### WRITTEN INSTRUCTION
From the entries below, copy out every line with "name" in it.

### DATA FOR THIS EXERCISE
..............................

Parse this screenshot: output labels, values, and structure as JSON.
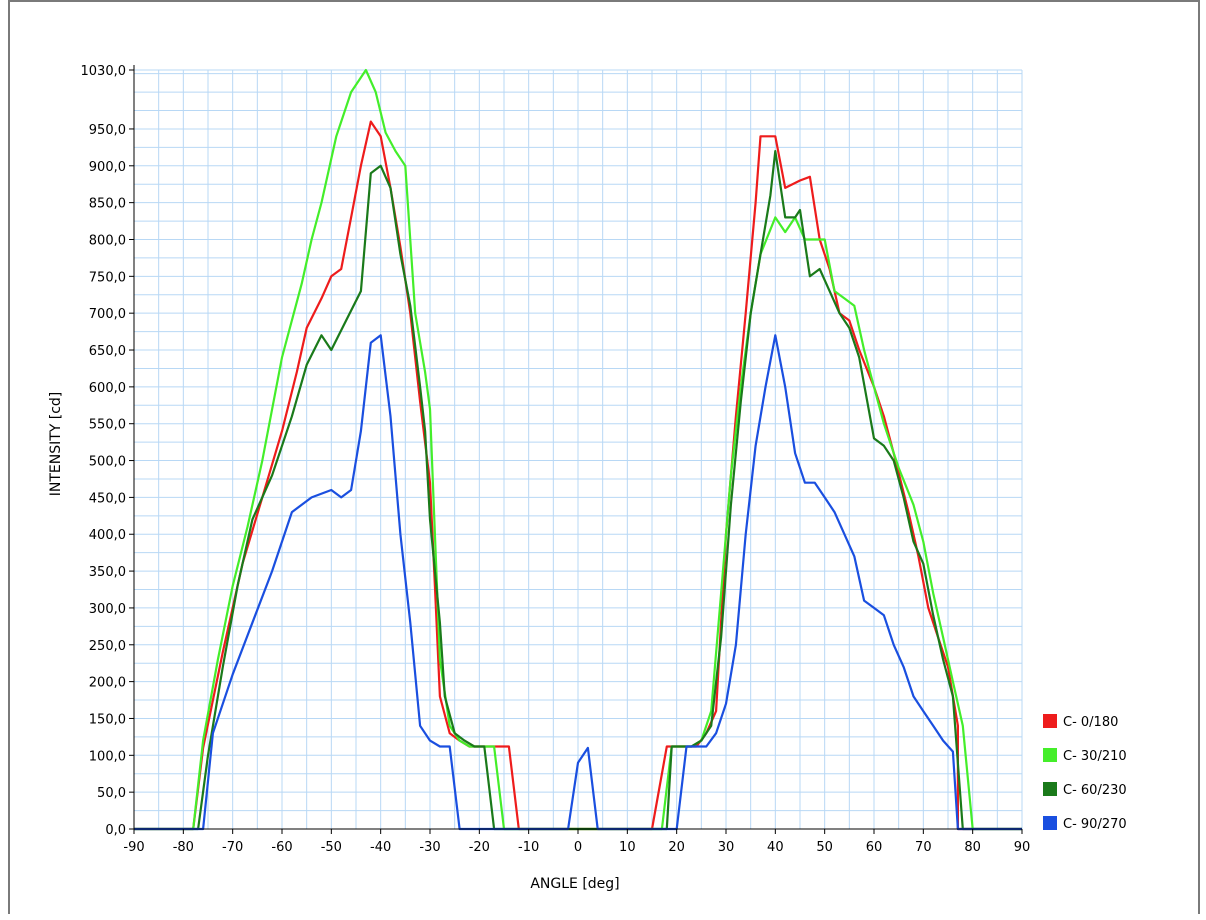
{
  "chart_data": {
    "type": "line",
    "xlabel": "ANGLE [deg]",
    "ylabel": "INTENSITY [cd]",
    "xlim": [
      -90,
      90
    ],
    "ylim": [
      0,
      1030
    ],
    "x_ticks": [
      -90,
      -80,
      -70,
      -60,
      -50,
      -40,
      -30,
      -20,
      -10,
      0,
      10,
      20,
      30,
      40,
      50,
      60,
      70,
      80,
      90
    ],
    "x_tick_labels": [
      "-90",
      "-80",
      "-70",
      "-60",
      "-50",
      "-40",
      "-30",
      "-20",
      "-10",
      "0",
      "10",
      "20",
      "30",
      "40",
      "50",
      "60",
      "70",
      "80",
      "90"
    ],
    "y_ticks": [
      0,
      50,
      100,
      150,
      200,
      250,
      300,
      350,
      400,
      450,
      500,
      550,
      600,
      650,
      700,
      750,
      800,
      850,
      900,
      950,
      1030
    ],
    "y_tick_labels": [
      "0,0",
      "50,0",
      "100,0",
      "150,0",
      "200,0",
      "250,0",
      "300,0",
      "350,0",
      "400,0",
      "450,0",
      "500,0",
      "550,0",
      "600,0",
      "650,0",
      "700,0",
      "750,0",
      "800,0",
      "850,0",
      "900,0",
      "950,0",
      "1030,0"
    ],
    "grid": true,
    "legend_position": "right-bottom",
    "series": [
      {
        "name": "C- 0/180",
        "color": "#ee1c1c",
        "points": [
          [
            -90,
            0
          ],
          [
            -78,
            0
          ],
          [
            -76,
            110
          ],
          [
            -72,
            240
          ],
          [
            -68,
            360
          ],
          [
            -64,
            450
          ],
          [
            -60,
            540
          ],
          [
            -57,
            620
          ],
          [
            -55,
            680
          ],
          [
            -52,
            720
          ],
          [
            -50,
            750
          ],
          [
            -48,
            760
          ],
          [
            -46,
            830
          ],
          [
            -44,
            900
          ],
          [
            -42,
            960
          ],
          [
            -40,
            940
          ],
          [
            -38,
            870
          ],
          [
            -36,
            790
          ],
          [
            -34,
            700
          ],
          [
            -32,
            580
          ],
          [
            -30,
            470
          ],
          [
            -29,
            330
          ],
          [
            -28,
            180
          ],
          [
            -26,
            130
          ],
          [
            -24,
            120
          ],
          [
            -22,
            112
          ],
          [
            -20,
            112
          ],
          [
            -17,
            112
          ],
          [
            -16,
            112
          ],
          [
            -14,
            112
          ],
          [
            -12,
            0
          ],
          [
            -10,
            0
          ],
          [
            15,
            0
          ],
          [
            18,
            112
          ],
          [
            20,
            112
          ],
          [
            22,
            112
          ],
          [
            24,
            112
          ],
          [
            26,
            130
          ],
          [
            28,
            160
          ],
          [
            30,
            400
          ],
          [
            32,
            560
          ],
          [
            34,
            700
          ],
          [
            36,
            850
          ],
          [
            37,
            940
          ],
          [
            38,
            940
          ],
          [
            40,
            940
          ],
          [
            42,
            870
          ],
          [
            45,
            880
          ],
          [
            47,
            885
          ],
          [
            49,
            800
          ],
          [
            51,
            760
          ],
          [
            53,
            700
          ],
          [
            55,
            690
          ],
          [
            57,
            650
          ],
          [
            60,
            600
          ],
          [
            62,
            560
          ],
          [
            64,
            510
          ],
          [
            67,
            430
          ],
          [
            69,
            370
          ],
          [
            71,
            300
          ],
          [
            73,
            260
          ],
          [
            75,
            220
          ],
          [
            77,
            140
          ],
          [
            77,
            0
          ],
          [
            90,
            0
          ]
        ]
      },
      {
        "name": "C- 30/210",
        "color": "#44ee2a",
        "points": [
          [
            -90,
            0
          ],
          [
            -78,
            0
          ],
          [
            -76,
            120
          ],
          [
            -73,
            230
          ],
          [
            -70,
            330
          ],
          [
            -67,
            410
          ],
          [
            -64,
            500
          ],
          [
            -60,
            640
          ],
          [
            -56,
            740
          ],
          [
            -54,
            800
          ],
          [
            -52,
            850
          ],
          [
            -49,
            940
          ],
          [
            -46,
            1000
          ],
          [
            -43,
            1030
          ],
          [
            -41,
            1000
          ],
          [
            -39,
            945
          ],
          [
            -37,
            920
          ],
          [
            -35,
            900
          ],
          [
            -33,
            700
          ],
          [
            -31,
            620
          ],
          [
            -30,
            570
          ],
          [
            -29,
            400
          ],
          [
            -28,
            230
          ],
          [
            -26,
            140
          ],
          [
            -24,
            120
          ],
          [
            -22,
            112
          ],
          [
            -20,
            112
          ],
          [
            -18,
            112
          ],
          [
            -17,
            112
          ],
          [
            -15,
            0
          ],
          [
            -12,
            0
          ],
          [
            15,
            0
          ],
          [
            17,
            0
          ],
          [
            19,
            112
          ],
          [
            21,
            112
          ],
          [
            23,
            112
          ],
          [
            25,
            120
          ],
          [
            27,
            160
          ],
          [
            29,
            320
          ],
          [
            31,
            480
          ],
          [
            33,
            600
          ],
          [
            35,
            700
          ],
          [
            37,
            780
          ],
          [
            40,
            830
          ],
          [
            42,
            810
          ],
          [
            44,
            830
          ],
          [
            46,
            800
          ],
          [
            48,
            800
          ],
          [
            50,
            800
          ],
          [
            52,
            730
          ],
          [
            54,
            720
          ],
          [
            56,
            710
          ],
          [
            58,
            650
          ],
          [
            60,
            600
          ],
          [
            62,
            550
          ],
          [
            65,
            490
          ],
          [
            68,
            440
          ],
          [
            70,
            390
          ],
          [
            72,
            320
          ],
          [
            74,
            260
          ],
          [
            76,
            200
          ],
          [
            78,
            140
          ],
          [
            80,
            0
          ],
          [
            90,
            0
          ]
        ]
      },
      {
        "name": "C- 60/230",
        "color": "#1a7a1a",
        "points": [
          [
            -90,
            0
          ],
          [
            -77,
            0
          ],
          [
            -75,
            100
          ],
          [
            -72,
            220
          ],
          [
            -69,
            330
          ],
          [
            -66,
            420
          ],
          [
            -62,
            480
          ],
          [
            -58,
            560
          ],
          [
            -55,
            630
          ],
          [
            -52,
            670
          ],
          [
            -50,
            650
          ],
          [
            -47,
            690
          ],
          [
            -44,
            730
          ],
          [
            -42,
            890
          ],
          [
            -40,
            900
          ],
          [
            -38,
            870
          ],
          [
            -36,
            780
          ],
          [
            -34,
            710
          ],
          [
            -32,
            600
          ],
          [
            -31,
            540
          ],
          [
            -30,
            420
          ],
          [
            -28,
            280
          ],
          [
            -27,
            180
          ],
          [
            -25,
            130
          ],
          [
            -23,
            120
          ],
          [
            -21,
            112
          ],
          [
            -20,
            112
          ],
          [
            -19,
            112
          ],
          [
            -17,
            0
          ],
          [
            -12,
            0
          ],
          [
            15,
            0
          ],
          [
            18,
            0
          ],
          [
            19,
            112
          ],
          [
            21,
            112
          ],
          [
            23,
            112
          ],
          [
            25,
            120
          ],
          [
            27,
            140
          ],
          [
            29,
            260
          ],
          [
            31,
            440
          ],
          [
            33,
            580
          ],
          [
            35,
            700
          ],
          [
            37,
            780
          ],
          [
            39,
            860
          ],
          [
            40,
            920
          ],
          [
            42,
            830
          ],
          [
            44,
            830
          ],
          [
            45,
            840
          ],
          [
            47,
            750
          ],
          [
            49,
            760
          ],
          [
            51,
            730
          ],
          [
            53,
            700
          ],
          [
            55,
            680
          ],
          [
            57,
            640
          ],
          [
            60,
            530
          ],
          [
            62,
            520
          ],
          [
            64,
            500
          ],
          [
            66,
            450
          ],
          [
            68,
            390
          ],
          [
            70,
            360
          ],
          [
            72,
            290
          ],
          [
            74,
            230
          ],
          [
            76,
            180
          ],
          [
            78,
            0
          ],
          [
            90,
            0
          ]
        ]
      },
      {
        "name": "C- 90/270",
        "color": "#1a4fe0",
        "points": [
          [
            -90,
            0
          ],
          [
            -76,
            0
          ],
          [
            -74,
            130
          ],
          [
            -70,
            210
          ],
          [
            -66,
            280
          ],
          [
            -62,
            350
          ],
          [
            -58,
            430
          ],
          [
            -54,
            450
          ],
          [
            -50,
            460
          ],
          [
            -48,
            450
          ],
          [
            -46,
            460
          ],
          [
            -44,
            540
          ],
          [
            -42,
            660
          ],
          [
            -40,
            670
          ],
          [
            -38,
            560
          ],
          [
            -36,
            400
          ],
          [
            -34,
            280
          ],
          [
            -32,
            140
          ],
          [
            -30,
            120
          ],
          [
            -28,
            112
          ],
          [
            -26,
            112
          ],
          [
            -24,
            0
          ],
          [
            -20,
            0
          ],
          [
            -2,
            0
          ],
          [
            0,
            90
          ],
          [
            2,
            110
          ],
          [
            4,
            0
          ],
          [
            20,
            0
          ],
          [
            22,
            112
          ],
          [
            24,
            112
          ],
          [
            26,
            112
          ],
          [
            28,
            130
          ],
          [
            30,
            170
          ],
          [
            32,
            250
          ],
          [
            34,
            400
          ],
          [
            36,
            520
          ],
          [
            38,
            600
          ],
          [
            40,
            670
          ],
          [
            42,
            600
          ],
          [
            44,
            510
          ],
          [
            46,
            470
          ],
          [
            48,
            470
          ],
          [
            50,
            450
          ],
          [
            52,
            430
          ],
          [
            54,
            400
          ],
          [
            56,
            370
          ],
          [
            58,
            310
          ],
          [
            60,
            300
          ],
          [
            62,
            290
          ],
          [
            64,
            250
          ],
          [
            66,
            220
          ],
          [
            68,
            180
          ],
          [
            70,
            160
          ],
          [
            72,
            140
          ],
          [
            74,
            120
          ],
          [
            76,
            105
          ],
          [
            77,
            0
          ],
          [
            90,
            0
          ]
        ]
      }
    ]
  }
}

..............................

### EXERCISE RESPONSE
        "name": "C- 0/180",
        "name": "C- 30/210",
        "name": "C- 60/230",
        "name": "C- 90/270",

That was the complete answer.